> **Data excerpts**:
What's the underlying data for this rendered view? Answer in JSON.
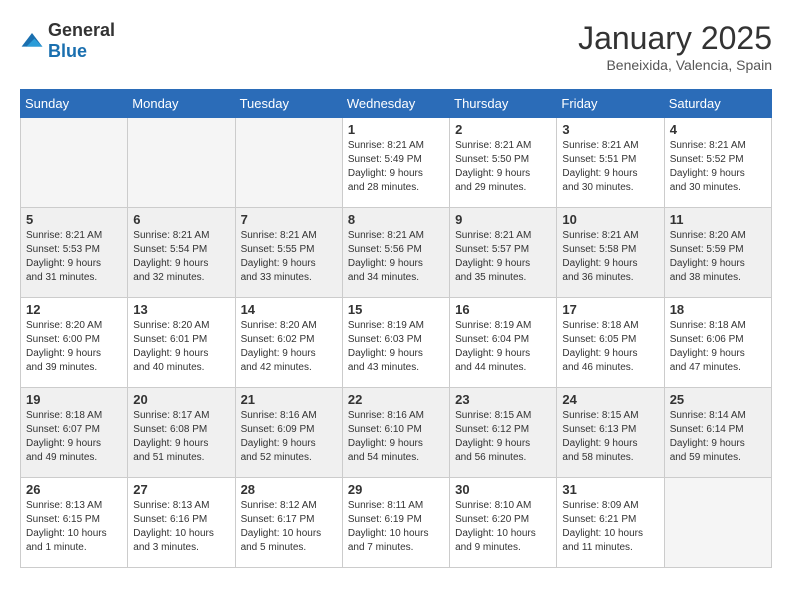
{
  "logo": {
    "general": "General",
    "blue": "Blue"
  },
  "title": "January 2025",
  "location": "Beneixida, Valencia, Spain",
  "weekdays": [
    "Sunday",
    "Monday",
    "Tuesday",
    "Wednesday",
    "Thursday",
    "Friday",
    "Saturday"
  ],
  "weeks": [
    [
      {
        "day": "",
        "info": ""
      },
      {
        "day": "",
        "info": ""
      },
      {
        "day": "",
        "info": ""
      },
      {
        "day": "1",
        "info": "Sunrise: 8:21 AM\nSunset: 5:49 PM\nDaylight: 9 hours\nand 28 minutes."
      },
      {
        "day": "2",
        "info": "Sunrise: 8:21 AM\nSunset: 5:50 PM\nDaylight: 9 hours\nand 29 minutes."
      },
      {
        "day": "3",
        "info": "Sunrise: 8:21 AM\nSunset: 5:51 PM\nDaylight: 9 hours\nand 30 minutes."
      },
      {
        "day": "4",
        "info": "Sunrise: 8:21 AM\nSunset: 5:52 PM\nDaylight: 9 hours\nand 30 minutes."
      }
    ],
    [
      {
        "day": "5",
        "info": "Sunrise: 8:21 AM\nSunset: 5:53 PM\nDaylight: 9 hours\nand 31 minutes."
      },
      {
        "day": "6",
        "info": "Sunrise: 8:21 AM\nSunset: 5:54 PM\nDaylight: 9 hours\nand 32 minutes."
      },
      {
        "day": "7",
        "info": "Sunrise: 8:21 AM\nSunset: 5:55 PM\nDaylight: 9 hours\nand 33 minutes."
      },
      {
        "day": "8",
        "info": "Sunrise: 8:21 AM\nSunset: 5:56 PM\nDaylight: 9 hours\nand 34 minutes."
      },
      {
        "day": "9",
        "info": "Sunrise: 8:21 AM\nSunset: 5:57 PM\nDaylight: 9 hours\nand 35 minutes."
      },
      {
        "day": "10",
        "info": "Sunrise: 8:21 AM\nSunset: 5:58 PM\nDaylight: 9 hours\nand 36 minutes."
      },
      {
        "day": "11",
        "info": "Sunrise: 8:20 AM\nSunset: 5:59 PM\nDaylight: 9 hours\nand 38 minutes."
      }
    ],
    [
      {
        "day": "12",
        "info": "Sunrise: 8:20 AM\nSunset: 6:00 PM\nDaylight: 9 hours\nand 39 minutes."
      },
      {
        "day": "13",
        "info": "Sunrise: 8:20 AM\nSunset: 6:01 PM\nDaylight: 9 hours\nand 40 minutes."
      },
      {
        "day": "14",
        "info": "Sunrise: 8:20 AM\nSunset: 6:02 PM\nDaylight: 9 hours\nand 42 minutes."
      },
      {
        "day": "15",
        "info": "Sunrise: 8:19 AM\nSunset: 6:03 PM\nDaylight: 9 hours\nand 43 minutes."
      },
      {
        "day": "16",
        "info": "Sunrise: 8:19 AM\nSunset: 6:04 PM\nDaylight: 9 hours\nand 44 minutes."
      },
      {
        "day": "17",
        "info": "Sunrise: 8:18 AM\nSunset: 6:05 PM\nDaylight: 9 hours\nand 46 minutes."
      },
      {
        "day": "18",
        "info": "Sunrise: 8:18 AM\nSunset: 6:06 PM\nDaylight: 9 hours\nand 47 minutes."
      }
    ],
    [
      {
        "day": "19",
        "info": "Sunrise: 8:18 AM\nSunset: 6:07 PM\nDaylight: 9 hours\nand 49 minutes."
      },
      {
        "day": "20",
        "info": "Sunrise: 8:17 AM\nSunset: 6:08 PM\nDaylight: 9 hours\nand 51 minutes."
      },
      {
        "day": "21",
        "info": "Sunrise: 8:16 AM\nSunset: 6:09 PM\nDaylight: 9 hours\nand 52 minutes."
      },
      {
        "day": "22",
        "info": "Sunrise: 8:16 AM\nSunset: 6:10 PM\nDaylight: 9 hours\nand 54 minutes."
      },
      {
        "day": "23",
        "info": "Sunrise: 8:15 AM\nSunset: 6:12 PM\nDaylight: 9 hours\nand 56 minutes."
      },
      {
        "day": "24",
        "info": "Sunrise: 8:15 AM\nSunset: 6:13 PM\nDaylight: 9 hours\nand 58 minutes."
      },
      {
        "day": "25",
        "info": "Sunrise: 8:14 AM\nSunset: 6:14 PM\nDaylight: 9 hours\nand 59 minutes."
      }
    ],
    [
      {
        "day": "26",
        "info": "Sunrise: 8:13 AM\nSunset: 6:15 PM\nDaylight: 10 hours\nand 1 minute."
      },
      {
        "day": "27",
        "info": "Sunrise: 8:13 AM\nSunset: 6:16 PM\nDaylight: 10 hours\nand 3 minutes."
      },
      {
        "day": "28",
        "info": "Sunrise: 8:12 AM\nSunset: 6:17 PM\nDaylight: 10 hours\nand 5 minutes."
      },
      {
        "day": "29",
        "info": "Sunrise: 8:11 AM\nSunset: 6:19 PM\nDaylight: 10 hours\nand 7 minutes."
      },
      {
        "day": "30",
        "info": "Sunrise: 8:10 AM\nSunset: 6:20 PM\nDaylight: 10 hours\nand 9 minutes."
      },
      {
        "day": "31",
        "info": "Sunrise: 8:09 AM\nSunset: 6:21 PM\nDaylight: 10 hours\nand 11 minutes."
      },
      {
        "day": "",
        "info": ""
      }
    ]
  ]
}
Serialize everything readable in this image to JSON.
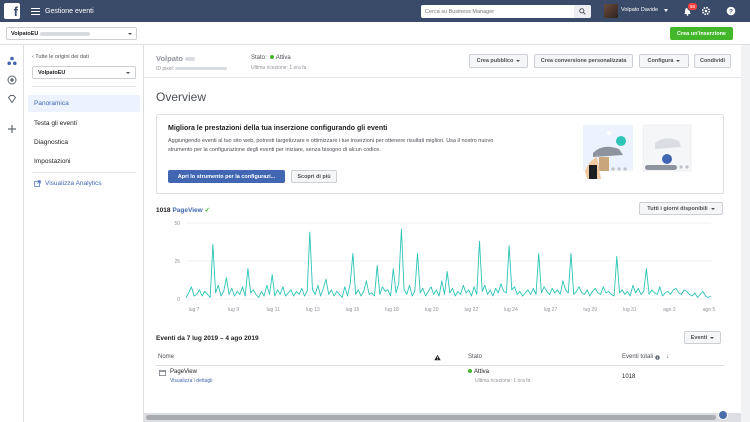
{
  "topbar": {
    "app_title": "Gestione eventi",
    "search_placeholder": "Cerca su Business Manager",
    "user_name": "Volpato Davide",
    "notifications_count": "58"
  },
  "subbar": {
    "account_name": "VolpatoEU",
    "create_ad_label": "Crea un'inserzione"
  },
  "sidenav": {
    "back_label": "Tutte le origini dei dati",
    "source_name": "VolpatoEU",
    "items": [
      {
        "label": "Panoramica"
      },
      {
        "label": "Testa gli eventi"
      },
      {
        "label": "Diagnostica"
      },
      {
        "label": "Impostazioni"
      }
    ],
    "analytics_label": "Visualizza Analytics"
  },
  "header": {
    "pixel_name": "Volpato",
    "id_label": "ID pixel:",
    "stato_label": "Stato:",
    "stato_value": "Attiva",
    "last_received": "Ultima ricezione: 1 ora fa",
    "buttons": {
      "crea_pubblico": "Crea pubblico",
      "crea_conversione": "Crea conversione personalizzata",
      "configura": "Configura",
      "condividi": "Condividi"
    }
  },
  "overview_title": "Overview",
  "promo": {
    "title": "Migliora le prestazioni della tua inserzione configurando gli eventi",
    "text": "Aggiungendo eventi al tuo sito web, potresti targetizzare e ottimizzare i tue inserzioni per ottenere risultati migliori. Usa il nostro nuovo strumento per la configurazione degli eventi per iniziare, senza bisogno di alcun codice.",
    "primary_btn": "Apri lo strumento per la configurazi...",
    "secondary_btn": "Scopri di più"
  },
  "chart_header": {
    "count": "1018",
    "event_name": "PageView",
    "range_btn": "Tutti i giorni disponibili"
  },
  "chart_data": {
    "type": "line",
    "ylim": [
      0,
      50
    ],
    "yticks": [
      "50",
      "25",
      "0"
    ],
    "xticks": [
      "lug 7",
      "lug 9",
      "lug 11",
      "lug 13",
      "lug 15",
      "lug 18",
      "lug 20",
      "lug 22",
      "lug 24",
      "lug 27",
      "lug 29",
      "lug 31",
      "ago 2",
      "ago 5"
    ],
    "color": "#2ec4b6",
    "values": [
      1,
      4,
      8,
      2,
      3,
      6,
      2,
      5,
      3,
      1,
      36,
      4,
      9,
      2,
      5,
      14,
      3,
      7,
      2,
      5,
      3,
      8,
      2,
      20,
      4,
      6,
      3,
      1,
      5,
      2,
      9,
      3,
      16,
      2,
      6,
      3,
      8,
      2,
      4,
      6,
      2,
      5,
      3,
      7,
      2,
      5,
      44,
      6,
      3,
      9,
      2,
      7,
      13,
      3,
      6,
      2,
      5,
      3,
      1,
      8,
      2,
      10,
      30,
      3,
      6,
      2,
      5,
      12,
      3,
      4,
      2,
      22,
      3,
      8,
      5,
      6,
      2,
      20,
      4,
      10,
      46,
      6,
      3,
      9,
      2,
      5,
      30,
      4,
      7,
      2,
      5,
      8,
      3,
      6,
      2,
      12,
      3,
      18,
      4,
      7,
      2,
      5,
      3,
      9,
      4,
      6,
      2,
      8,
      3,
      38,
      5,
      9,
      3,
      6,
      2,
      7,
      4,
      10,
      5,
      4,
      35,
      6,
      8,
      3,
      5,
      2,
      4,
      6,
      3,
      7,
      3,
      30,
      4,
      8,
      5,
      3,
      7,
      4,
      6,
      3,
      12,
      6,
      4,
      30,
      3,
      5,
      8,
      4,
      3,
      6,
      2,
      5,
      7,
      4,
      3,
      8,
      4,
      5,
      3,
      2,
      28,
      4,
      6,
      3,
      5,
      2,
      9,
      4,
      7,
      3,
      5,
      20,
      3,
      6,
      4,
      3,
      8,
      2,
      4,
      5,
      3,
      6,
      7,
      4,
      3,
      6,
      5,
      3,
      2,
      4,
      1,
      3,
      5,
      2,
      1,
      2
    ]
  },
  "events": {
    "title": "Eventi da 7 lug 2019 – 4 ago 2019",
    "eventi_btn": "Eventi",
    "columns": {
      "nome": "Nome",
      "stato": "Stato",
      "eventi_totali": "Eventi totali"
    },
    "rows": [
      {
        "name": "PageView",
        "details": "Visualizza i dettagli",
        "stato": "Attiva",
        "stato_sub": "Ultima ricezione: 1 ora fa",
        "total": "1018"
      }
    ]
  }
}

> **Goal**: In the entries above, find every line with the word "Visualizza" and list it.

> **Exercise output**:
    "analytics_label": "Visualizza Analytics"
        "details": "Visualizza i dettagli",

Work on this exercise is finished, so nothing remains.